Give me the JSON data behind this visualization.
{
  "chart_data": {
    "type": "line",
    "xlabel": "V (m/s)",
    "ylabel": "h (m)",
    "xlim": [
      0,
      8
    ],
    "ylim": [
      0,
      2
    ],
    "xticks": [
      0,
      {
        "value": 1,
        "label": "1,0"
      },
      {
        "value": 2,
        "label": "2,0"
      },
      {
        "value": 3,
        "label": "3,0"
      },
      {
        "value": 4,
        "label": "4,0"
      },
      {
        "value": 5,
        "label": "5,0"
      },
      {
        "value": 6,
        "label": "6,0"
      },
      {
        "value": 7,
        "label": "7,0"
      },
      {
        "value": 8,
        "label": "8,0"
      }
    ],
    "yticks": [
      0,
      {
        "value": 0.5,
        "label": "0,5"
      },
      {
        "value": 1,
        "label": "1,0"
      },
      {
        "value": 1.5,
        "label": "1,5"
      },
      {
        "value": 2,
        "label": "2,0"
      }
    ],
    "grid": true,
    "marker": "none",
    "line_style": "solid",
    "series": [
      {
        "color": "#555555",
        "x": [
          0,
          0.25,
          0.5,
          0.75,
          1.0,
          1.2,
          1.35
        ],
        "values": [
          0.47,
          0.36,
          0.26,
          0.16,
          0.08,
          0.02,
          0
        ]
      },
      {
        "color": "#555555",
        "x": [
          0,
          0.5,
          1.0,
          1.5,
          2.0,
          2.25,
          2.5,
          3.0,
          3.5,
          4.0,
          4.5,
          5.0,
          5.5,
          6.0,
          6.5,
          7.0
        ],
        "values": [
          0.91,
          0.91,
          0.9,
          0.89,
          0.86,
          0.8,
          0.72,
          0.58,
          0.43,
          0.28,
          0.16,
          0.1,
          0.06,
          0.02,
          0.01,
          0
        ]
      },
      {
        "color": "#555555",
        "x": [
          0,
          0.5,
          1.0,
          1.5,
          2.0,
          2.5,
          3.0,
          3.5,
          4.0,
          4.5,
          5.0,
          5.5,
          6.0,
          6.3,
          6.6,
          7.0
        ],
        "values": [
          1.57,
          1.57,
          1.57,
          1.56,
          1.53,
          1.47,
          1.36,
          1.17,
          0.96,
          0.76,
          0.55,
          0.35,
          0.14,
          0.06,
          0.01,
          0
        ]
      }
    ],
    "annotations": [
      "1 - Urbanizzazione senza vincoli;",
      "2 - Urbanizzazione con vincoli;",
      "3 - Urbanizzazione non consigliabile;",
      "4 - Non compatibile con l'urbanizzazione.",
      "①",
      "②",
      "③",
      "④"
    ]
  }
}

☆ ☆ ☆ ☆ ☆

• _Exercise directions_
Pull out every line above that holds the word "vincoli".

• _Solution to this exercise_
      "1 - Urbanizzazione senza vincoli;",
      "2 - Urbanizzazione con vincoli;",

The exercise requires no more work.